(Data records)
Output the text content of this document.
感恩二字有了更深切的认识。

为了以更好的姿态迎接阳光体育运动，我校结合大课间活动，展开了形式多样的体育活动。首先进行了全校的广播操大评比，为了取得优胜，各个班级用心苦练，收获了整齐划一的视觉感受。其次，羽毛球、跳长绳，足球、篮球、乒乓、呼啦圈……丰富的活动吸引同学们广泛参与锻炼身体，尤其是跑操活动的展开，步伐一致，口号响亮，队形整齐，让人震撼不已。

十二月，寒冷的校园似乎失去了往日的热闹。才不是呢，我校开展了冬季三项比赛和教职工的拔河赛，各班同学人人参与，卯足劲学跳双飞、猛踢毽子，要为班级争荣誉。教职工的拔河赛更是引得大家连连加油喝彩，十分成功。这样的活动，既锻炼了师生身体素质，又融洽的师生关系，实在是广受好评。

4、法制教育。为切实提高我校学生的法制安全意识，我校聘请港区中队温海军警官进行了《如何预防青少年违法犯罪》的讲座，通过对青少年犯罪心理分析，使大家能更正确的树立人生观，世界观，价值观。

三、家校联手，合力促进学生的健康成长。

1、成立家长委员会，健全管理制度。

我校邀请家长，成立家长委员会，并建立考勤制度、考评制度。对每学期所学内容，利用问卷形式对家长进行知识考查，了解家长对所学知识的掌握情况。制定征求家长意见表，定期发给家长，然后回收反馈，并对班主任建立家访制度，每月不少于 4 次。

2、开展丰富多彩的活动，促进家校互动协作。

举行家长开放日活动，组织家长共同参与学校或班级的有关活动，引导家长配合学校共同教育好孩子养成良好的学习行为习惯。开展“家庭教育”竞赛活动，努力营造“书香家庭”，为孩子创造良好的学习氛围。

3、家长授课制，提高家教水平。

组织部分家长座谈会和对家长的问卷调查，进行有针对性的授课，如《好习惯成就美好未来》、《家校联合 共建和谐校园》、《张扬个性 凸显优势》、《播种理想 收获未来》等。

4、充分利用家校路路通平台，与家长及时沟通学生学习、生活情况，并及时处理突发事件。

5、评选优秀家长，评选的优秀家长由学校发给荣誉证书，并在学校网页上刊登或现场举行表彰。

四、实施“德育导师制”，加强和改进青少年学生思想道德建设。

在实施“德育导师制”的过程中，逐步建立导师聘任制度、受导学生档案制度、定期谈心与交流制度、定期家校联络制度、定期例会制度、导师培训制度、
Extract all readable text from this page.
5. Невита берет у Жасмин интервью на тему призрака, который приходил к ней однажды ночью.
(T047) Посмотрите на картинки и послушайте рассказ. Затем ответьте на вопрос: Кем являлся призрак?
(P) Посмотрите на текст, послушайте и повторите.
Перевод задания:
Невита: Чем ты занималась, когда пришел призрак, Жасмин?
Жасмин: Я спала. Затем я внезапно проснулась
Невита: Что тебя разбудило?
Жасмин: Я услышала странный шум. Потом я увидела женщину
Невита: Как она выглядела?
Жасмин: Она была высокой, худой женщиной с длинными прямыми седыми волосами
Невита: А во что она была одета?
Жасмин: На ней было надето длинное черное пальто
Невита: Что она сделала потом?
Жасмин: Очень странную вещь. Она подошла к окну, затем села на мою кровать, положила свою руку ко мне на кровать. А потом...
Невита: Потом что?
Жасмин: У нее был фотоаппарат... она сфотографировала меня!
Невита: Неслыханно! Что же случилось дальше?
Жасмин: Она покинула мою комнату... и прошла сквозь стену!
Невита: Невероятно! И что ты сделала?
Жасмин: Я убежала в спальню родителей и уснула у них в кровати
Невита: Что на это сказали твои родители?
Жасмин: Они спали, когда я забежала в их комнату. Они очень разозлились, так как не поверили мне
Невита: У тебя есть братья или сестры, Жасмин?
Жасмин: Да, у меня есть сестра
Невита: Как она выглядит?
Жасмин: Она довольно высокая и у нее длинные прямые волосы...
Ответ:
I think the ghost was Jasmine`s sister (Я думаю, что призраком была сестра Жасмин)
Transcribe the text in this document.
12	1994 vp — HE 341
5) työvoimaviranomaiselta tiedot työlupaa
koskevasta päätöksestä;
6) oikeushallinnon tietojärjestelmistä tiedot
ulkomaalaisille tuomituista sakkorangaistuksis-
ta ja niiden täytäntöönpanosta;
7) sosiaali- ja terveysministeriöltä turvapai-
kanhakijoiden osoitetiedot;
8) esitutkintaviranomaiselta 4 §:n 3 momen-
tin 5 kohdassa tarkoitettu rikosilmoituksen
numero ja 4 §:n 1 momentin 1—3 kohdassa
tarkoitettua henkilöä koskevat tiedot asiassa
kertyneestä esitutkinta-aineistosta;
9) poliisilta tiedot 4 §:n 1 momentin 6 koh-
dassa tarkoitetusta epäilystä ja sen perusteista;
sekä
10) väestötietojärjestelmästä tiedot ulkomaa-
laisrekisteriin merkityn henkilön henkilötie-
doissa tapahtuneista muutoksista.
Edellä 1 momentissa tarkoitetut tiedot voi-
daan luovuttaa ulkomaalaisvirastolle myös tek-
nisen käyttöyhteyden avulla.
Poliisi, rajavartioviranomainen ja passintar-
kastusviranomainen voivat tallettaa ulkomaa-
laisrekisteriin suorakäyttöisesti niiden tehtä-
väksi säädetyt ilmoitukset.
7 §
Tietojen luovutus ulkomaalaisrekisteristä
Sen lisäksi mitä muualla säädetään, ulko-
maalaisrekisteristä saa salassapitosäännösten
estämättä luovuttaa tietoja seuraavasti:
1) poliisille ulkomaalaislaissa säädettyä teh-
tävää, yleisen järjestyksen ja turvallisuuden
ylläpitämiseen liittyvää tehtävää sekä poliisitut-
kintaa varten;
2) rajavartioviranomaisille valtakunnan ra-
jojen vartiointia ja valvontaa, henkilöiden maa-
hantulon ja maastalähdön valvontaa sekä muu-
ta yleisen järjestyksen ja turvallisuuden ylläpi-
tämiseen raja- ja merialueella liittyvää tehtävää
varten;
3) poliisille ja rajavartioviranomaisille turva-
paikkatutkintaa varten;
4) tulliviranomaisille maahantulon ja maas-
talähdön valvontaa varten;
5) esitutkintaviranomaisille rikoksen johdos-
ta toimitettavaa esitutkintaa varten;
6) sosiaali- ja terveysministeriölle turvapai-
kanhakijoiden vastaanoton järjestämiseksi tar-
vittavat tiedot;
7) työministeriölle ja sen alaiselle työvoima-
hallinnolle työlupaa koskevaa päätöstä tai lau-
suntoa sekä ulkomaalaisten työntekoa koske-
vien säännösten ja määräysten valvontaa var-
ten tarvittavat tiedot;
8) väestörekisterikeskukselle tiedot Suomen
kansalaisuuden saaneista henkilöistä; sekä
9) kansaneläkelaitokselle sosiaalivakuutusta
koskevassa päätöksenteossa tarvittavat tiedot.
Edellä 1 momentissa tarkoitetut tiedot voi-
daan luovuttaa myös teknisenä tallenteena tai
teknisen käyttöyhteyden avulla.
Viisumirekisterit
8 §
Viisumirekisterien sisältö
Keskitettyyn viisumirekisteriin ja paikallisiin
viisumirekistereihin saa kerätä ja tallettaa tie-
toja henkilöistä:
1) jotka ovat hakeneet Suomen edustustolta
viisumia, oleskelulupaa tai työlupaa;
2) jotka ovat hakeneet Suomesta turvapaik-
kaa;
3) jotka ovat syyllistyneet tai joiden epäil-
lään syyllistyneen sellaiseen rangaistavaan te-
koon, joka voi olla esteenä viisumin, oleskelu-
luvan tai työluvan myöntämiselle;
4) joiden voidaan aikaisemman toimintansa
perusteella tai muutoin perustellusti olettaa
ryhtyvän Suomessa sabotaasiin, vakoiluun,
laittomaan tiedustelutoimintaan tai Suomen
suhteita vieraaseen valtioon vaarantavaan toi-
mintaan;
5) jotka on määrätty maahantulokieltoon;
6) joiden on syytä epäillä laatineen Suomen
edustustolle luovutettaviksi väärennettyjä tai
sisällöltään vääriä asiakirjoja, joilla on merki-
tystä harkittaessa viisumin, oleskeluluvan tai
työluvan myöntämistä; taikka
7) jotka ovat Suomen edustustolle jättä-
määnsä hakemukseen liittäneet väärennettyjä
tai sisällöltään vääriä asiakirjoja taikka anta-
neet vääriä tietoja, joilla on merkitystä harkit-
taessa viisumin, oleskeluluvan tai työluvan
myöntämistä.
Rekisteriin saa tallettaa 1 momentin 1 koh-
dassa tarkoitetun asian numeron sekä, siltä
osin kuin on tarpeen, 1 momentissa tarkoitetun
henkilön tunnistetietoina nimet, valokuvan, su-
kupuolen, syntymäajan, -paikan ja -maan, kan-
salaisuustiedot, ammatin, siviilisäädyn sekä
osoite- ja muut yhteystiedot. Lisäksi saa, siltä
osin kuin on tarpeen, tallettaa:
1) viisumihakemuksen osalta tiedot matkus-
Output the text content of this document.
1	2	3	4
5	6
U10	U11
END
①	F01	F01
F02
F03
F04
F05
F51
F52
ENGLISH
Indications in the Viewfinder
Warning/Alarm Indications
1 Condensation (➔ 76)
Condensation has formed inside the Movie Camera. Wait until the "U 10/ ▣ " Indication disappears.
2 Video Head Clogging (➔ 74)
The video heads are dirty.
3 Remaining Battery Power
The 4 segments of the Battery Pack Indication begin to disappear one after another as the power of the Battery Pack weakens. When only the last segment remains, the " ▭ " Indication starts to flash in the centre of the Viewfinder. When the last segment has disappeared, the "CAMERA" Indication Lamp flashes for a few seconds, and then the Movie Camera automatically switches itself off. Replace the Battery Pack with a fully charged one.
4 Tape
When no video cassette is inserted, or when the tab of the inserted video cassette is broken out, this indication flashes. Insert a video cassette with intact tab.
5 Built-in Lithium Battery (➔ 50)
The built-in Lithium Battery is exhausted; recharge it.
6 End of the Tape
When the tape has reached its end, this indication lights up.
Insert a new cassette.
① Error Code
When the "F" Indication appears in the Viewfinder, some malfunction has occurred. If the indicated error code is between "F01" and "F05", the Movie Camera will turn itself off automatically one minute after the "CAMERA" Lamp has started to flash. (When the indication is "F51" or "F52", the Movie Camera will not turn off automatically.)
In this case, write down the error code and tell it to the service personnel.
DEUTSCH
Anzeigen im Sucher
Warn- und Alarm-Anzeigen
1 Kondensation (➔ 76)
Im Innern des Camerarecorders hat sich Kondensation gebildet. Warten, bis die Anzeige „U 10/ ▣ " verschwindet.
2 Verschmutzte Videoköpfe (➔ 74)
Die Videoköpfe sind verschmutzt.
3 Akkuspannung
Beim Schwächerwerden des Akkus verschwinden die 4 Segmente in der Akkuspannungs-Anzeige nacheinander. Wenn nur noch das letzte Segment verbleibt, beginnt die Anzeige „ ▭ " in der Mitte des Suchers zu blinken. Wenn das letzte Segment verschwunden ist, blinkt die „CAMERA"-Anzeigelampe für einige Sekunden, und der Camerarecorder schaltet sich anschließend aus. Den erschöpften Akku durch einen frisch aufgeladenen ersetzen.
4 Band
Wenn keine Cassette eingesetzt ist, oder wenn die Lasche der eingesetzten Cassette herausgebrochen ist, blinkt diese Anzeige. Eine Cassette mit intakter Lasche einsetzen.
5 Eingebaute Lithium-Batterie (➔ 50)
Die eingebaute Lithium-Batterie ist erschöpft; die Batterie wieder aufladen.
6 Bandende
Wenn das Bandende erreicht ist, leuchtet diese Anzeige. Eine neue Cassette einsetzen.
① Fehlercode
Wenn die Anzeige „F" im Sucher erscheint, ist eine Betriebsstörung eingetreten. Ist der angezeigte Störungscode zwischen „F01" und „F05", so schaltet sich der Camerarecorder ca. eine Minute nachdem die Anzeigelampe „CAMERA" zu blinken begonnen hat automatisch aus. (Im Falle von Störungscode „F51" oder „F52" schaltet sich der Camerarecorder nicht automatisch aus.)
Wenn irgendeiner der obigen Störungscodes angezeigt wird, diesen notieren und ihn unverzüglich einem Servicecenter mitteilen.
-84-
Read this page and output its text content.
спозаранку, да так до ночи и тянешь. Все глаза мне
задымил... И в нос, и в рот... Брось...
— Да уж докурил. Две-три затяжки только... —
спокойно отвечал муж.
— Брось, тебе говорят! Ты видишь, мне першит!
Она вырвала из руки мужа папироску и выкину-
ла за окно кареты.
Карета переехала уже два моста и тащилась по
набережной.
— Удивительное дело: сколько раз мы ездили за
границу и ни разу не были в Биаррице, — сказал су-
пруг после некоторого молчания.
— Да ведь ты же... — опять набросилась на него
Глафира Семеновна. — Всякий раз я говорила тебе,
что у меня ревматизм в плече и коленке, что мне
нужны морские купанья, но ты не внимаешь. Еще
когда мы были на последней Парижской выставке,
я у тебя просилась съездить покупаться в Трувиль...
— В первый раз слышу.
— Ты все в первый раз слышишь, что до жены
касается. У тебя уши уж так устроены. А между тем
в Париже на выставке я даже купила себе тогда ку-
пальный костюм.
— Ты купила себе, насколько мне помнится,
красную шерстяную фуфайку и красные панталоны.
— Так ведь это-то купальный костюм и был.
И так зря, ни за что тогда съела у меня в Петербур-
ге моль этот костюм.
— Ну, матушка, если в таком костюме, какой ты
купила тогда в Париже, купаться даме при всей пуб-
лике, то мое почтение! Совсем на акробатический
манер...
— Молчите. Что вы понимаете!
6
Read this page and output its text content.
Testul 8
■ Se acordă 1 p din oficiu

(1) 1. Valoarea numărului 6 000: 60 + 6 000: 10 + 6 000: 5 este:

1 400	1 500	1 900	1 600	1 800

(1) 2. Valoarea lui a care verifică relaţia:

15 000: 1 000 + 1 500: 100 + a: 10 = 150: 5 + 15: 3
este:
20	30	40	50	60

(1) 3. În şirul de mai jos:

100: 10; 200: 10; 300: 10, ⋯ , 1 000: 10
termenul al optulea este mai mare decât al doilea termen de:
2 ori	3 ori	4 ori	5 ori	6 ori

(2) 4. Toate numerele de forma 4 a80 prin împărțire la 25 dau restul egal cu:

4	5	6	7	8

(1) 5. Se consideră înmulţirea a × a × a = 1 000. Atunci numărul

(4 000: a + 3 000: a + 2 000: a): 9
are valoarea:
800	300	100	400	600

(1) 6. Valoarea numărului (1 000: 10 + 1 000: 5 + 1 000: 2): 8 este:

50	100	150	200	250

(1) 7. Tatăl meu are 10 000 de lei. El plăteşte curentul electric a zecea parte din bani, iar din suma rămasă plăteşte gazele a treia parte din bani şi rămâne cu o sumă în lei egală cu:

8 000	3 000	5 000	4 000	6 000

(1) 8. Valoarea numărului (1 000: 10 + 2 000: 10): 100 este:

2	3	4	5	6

◆ **Prompt**
Among the lines above, determine how many hold the word "Anzeigen"; report the figure alone.

◆ **Right answer**
2